* Begin *
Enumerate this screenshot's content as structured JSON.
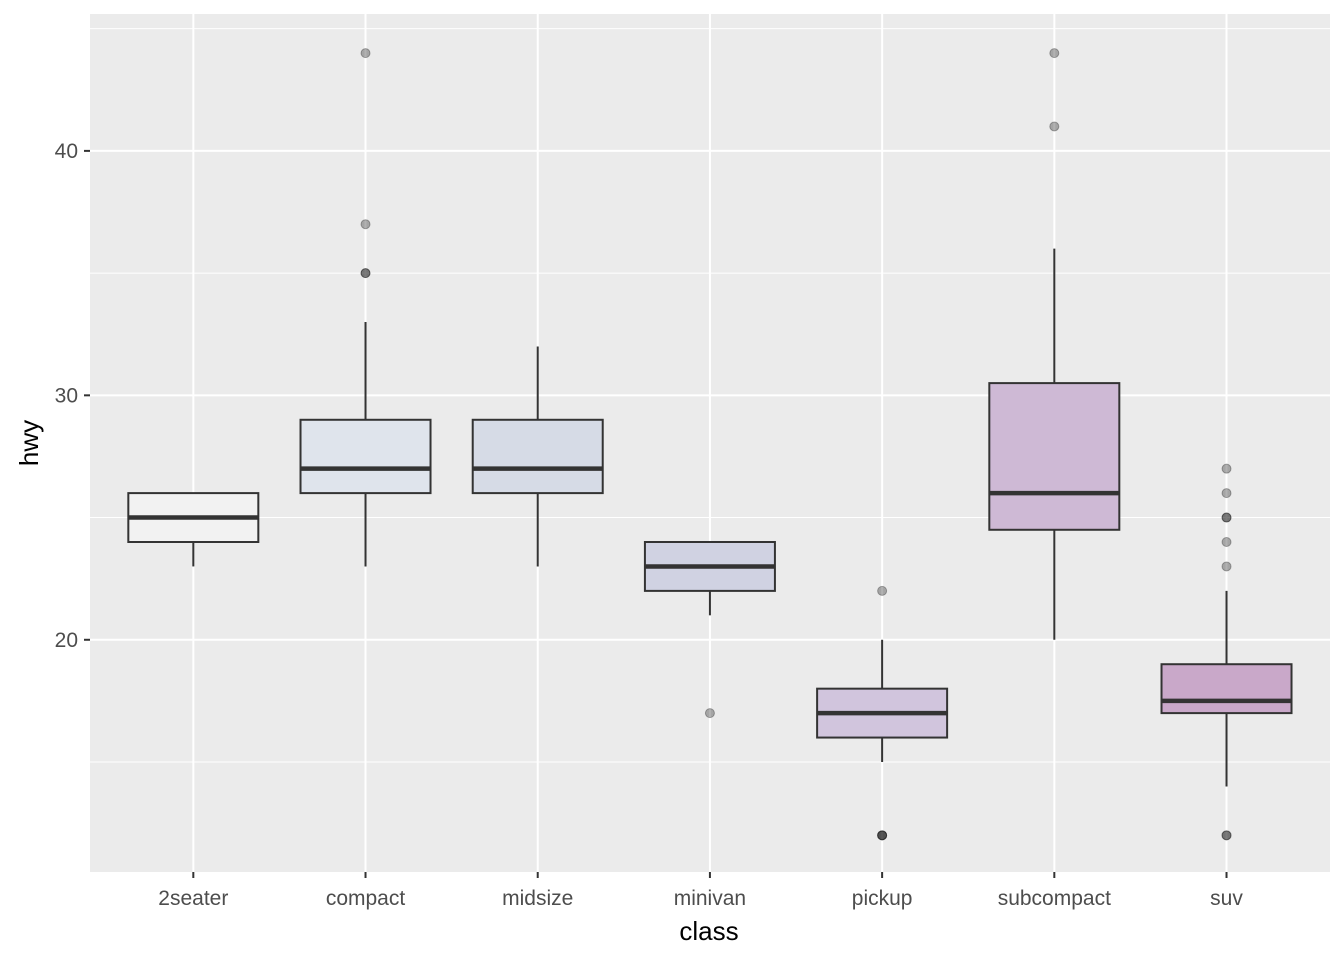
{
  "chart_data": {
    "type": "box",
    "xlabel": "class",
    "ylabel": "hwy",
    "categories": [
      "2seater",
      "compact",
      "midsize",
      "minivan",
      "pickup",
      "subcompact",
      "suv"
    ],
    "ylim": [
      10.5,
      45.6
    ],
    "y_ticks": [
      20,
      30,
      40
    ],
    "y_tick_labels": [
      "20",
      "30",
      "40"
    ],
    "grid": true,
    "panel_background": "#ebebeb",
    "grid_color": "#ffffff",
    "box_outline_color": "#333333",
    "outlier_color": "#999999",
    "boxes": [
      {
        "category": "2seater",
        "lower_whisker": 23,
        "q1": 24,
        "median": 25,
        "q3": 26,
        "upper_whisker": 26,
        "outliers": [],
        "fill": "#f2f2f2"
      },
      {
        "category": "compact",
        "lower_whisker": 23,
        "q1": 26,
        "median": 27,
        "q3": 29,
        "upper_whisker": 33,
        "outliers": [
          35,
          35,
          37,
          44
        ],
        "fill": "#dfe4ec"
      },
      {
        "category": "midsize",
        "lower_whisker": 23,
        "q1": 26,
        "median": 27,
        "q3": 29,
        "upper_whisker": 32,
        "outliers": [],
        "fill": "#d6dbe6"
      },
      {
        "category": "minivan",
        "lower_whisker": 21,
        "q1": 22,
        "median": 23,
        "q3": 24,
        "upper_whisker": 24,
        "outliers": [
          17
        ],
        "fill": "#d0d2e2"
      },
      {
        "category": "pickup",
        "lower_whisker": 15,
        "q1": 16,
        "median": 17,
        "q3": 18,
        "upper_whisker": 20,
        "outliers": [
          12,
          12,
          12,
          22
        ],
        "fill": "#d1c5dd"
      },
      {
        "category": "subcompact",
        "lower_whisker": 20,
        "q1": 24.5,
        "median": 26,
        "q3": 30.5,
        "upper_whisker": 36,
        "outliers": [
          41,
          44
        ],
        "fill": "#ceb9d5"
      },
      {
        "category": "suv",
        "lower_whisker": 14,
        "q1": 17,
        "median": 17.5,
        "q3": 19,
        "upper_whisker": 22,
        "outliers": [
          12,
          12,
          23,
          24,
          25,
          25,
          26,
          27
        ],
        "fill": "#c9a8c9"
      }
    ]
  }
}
* End *
» **Task requirements**:
Collect each line above holding the string "median".

» **Answer in full**:
        "median": 25,
        "median": 27,
        "median": 27,
        "median": 23,
        "median": 17,
        "median": 26,
        "median": 17.5,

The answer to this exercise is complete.